-------- Entries provided --------
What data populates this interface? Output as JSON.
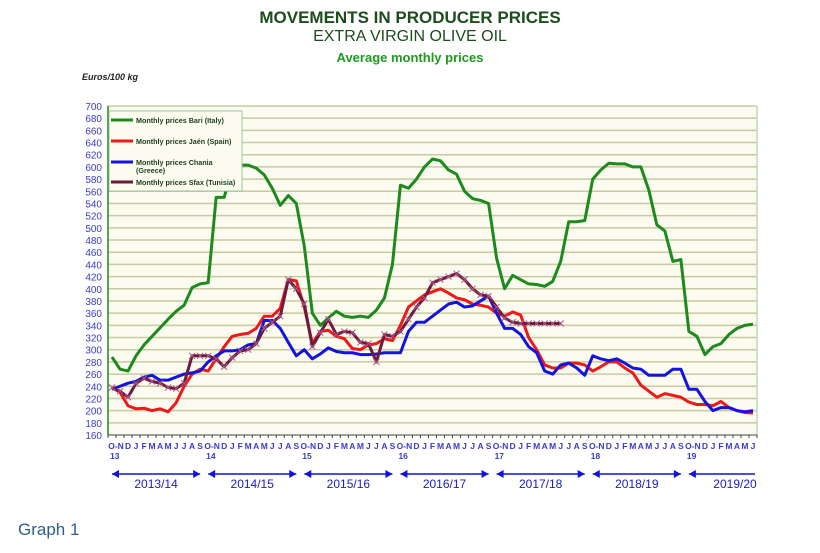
{
  "chart_data": {
    "type": "line",
    "title": "MOVEMENTS IN PRODUCER PRICES",
    "subtitle": "EXTRA VIRGIN OLIVE OIL",
    "subtitle2": "Average monthly prices",
    "ylabel": "Euros/100 kg",
    "ylim": [
      160,
      700
    ],
    "ystep": 20,
    "grid": true,
    "legend_position": "top-left",
    "seasons": [
      "2013/14",
      "2014/15",
      "2015/16",
      "2016/17",
      "2017/18",
      "2018/19",
      "2019/20"
    ],
    "season_year_labels": [
      "13",
      "14",
      "15",
      "16",
      "17",
      "18",
      "19"
    ],
    "month_labels": [
      "O-N",
      "D",
      "J",
      "F",
      "M",
      "A",
      "M",
      "J",
      "J",
      "A",
      "S"
    ],
    "last_season_month_labels": [
      "O-N",
      "D",
      "J",
      "F",
      "M",
      "A",
      "M",
      "J"
    ],
    "x_start": "Oct 2013",
    "x_end": "Jun 2020",
    "series": [
      {
        "name": "Monthly prices Bari (Italy)",
        "color": "#1c8a1c",
        "values": [
          288,
          268,
          265,
          290,
          308,
          322,
          336,
          350,
          363,
          373,
          402,
          408,
          410,
          550,
          550,
          600,
          603,
          603,
          598,
          587,
          565,
          537,
          553,
          540,
          470,
          360,
          340,
          352,
          363,
          355,
          353,
          355,
          353,
          365,
          385,
          440,
          570,
          565,
          580,
          600,
          613,
          610,
          595,
          588,
          560,
          548,
          545,
          540,
          450,
          400,
          422,
          415,
          408,
          407,
          404,
          412,
          445,
          510,
          510,
          512,
          580,
          595,
          606,
          605,
          605,
          600,
          600,
          562,
          505,
          495,
          445,
          448,
          330,
          322,
          292,
          305,
          310,
          325,
          335,
          340,
          342
        ]
      },
      {
        "name": "Monthly prices Jaén (Spain)",
        "color": "#f01818",
        "values": [
          238,
          230,
          208,
          203,
          204,
          200,
          203,
          198,
          213,
          240,
          260,
          268,
          265,
          285,
          305,
          322,
          325,
          327,
          335,
          355,
          355,
          368,
          415,
          413,
          370,
          310,
          330,
          332,
          322,
          318,
          302,
          300,
          308,
          310,
          318,
          315,
          340,
          370,
          380,
          390,
          395,
          400,
          393,
          385,
          382,
          375,
          373,
          370,
          360,
          355,
          362,
          357,
          320,
          300,
          275,
          270,
          270,
          278,
          278,
          275,
          265,
          272,
          280,
          280,
          270,
          262,
          242,
          232,
          222,
          228,
          225,
          222,
          214,
          210,
          210,
          208,
          215,
          205,
          200,
          197,
          196
        ]
      },
      {
        "name": "Monthly prices Chania (Greece)",
        "color": "#1414e0",
        "values": [
          235,
          240,
          245,
          248,
          255,
          258,
          250,
          250,
          255,
          260,
          262,
          265,
          280,
          290,
          298,
          298,
          300,
          308,
          310,
          348,
          348,
          335,
          312,
          290,
          300,
          285,
          293,
          303,
          297,
          295,
          295,
          292,
          292,
          293,
          295,
          295,
          295,
          330,
          345,
          345,
          355,
          365,
          375,
          378,
          370,
          372,
          380,
          388,
          360,
          335,
          335,
          325,
          305,
          295,
          265,
          260,
          275,
          278,
          270,
          258,
          290,
          285,
          282,
          285,
          278,
          270,
          268,
          258,
          258,
          258,
          268,
          268,
          235,
          235,
          215,
          200,
          205,
          205,
          200,
          198,
          200
        ]
      },
      {
        "name": "Monthly prices Sfax (Tunisia)",
        "color": "#6e1a40",
        "values": [
          238,
          232,
          222,
          245,
          253,
          248,
          245,
          238,
          236,
          245,
          290,
          290,
          290,
          285,
          272,
          287,
          298,
          300,
          310,
          335,
          345,
          355,
          415,
          400,
          375,
          305,
          328,
          350,
          325,
          330,
          328,
          312,
          310,
          280,
          325,
          322,
          330,
          350,
          370,
          385,
          410,
          415,
          420,
          425,
          415,
          400,
          390,
          388,
          370,
          352,
          345,
          343,
          343,
          343,
          343,
          343,
          343
        ]
      }
    ]
  },
  "footer": {
    "label": "Graph 1"
  }
}
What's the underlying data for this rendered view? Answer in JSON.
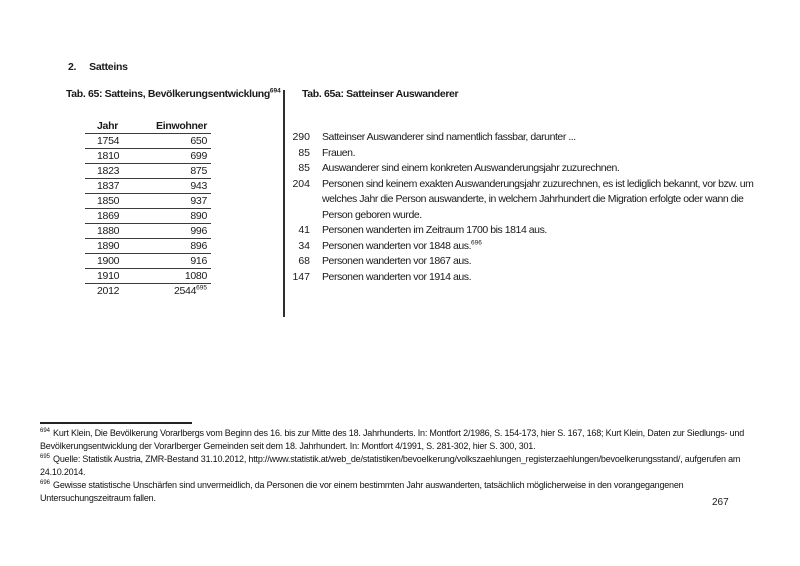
--------
Task brief:
Filter the records above for lines containing the word "this", and copy those lines.

Answer:
What data populates this interface? Output as JSON.
What's the underlying data for this rendered view? Answer in JSON.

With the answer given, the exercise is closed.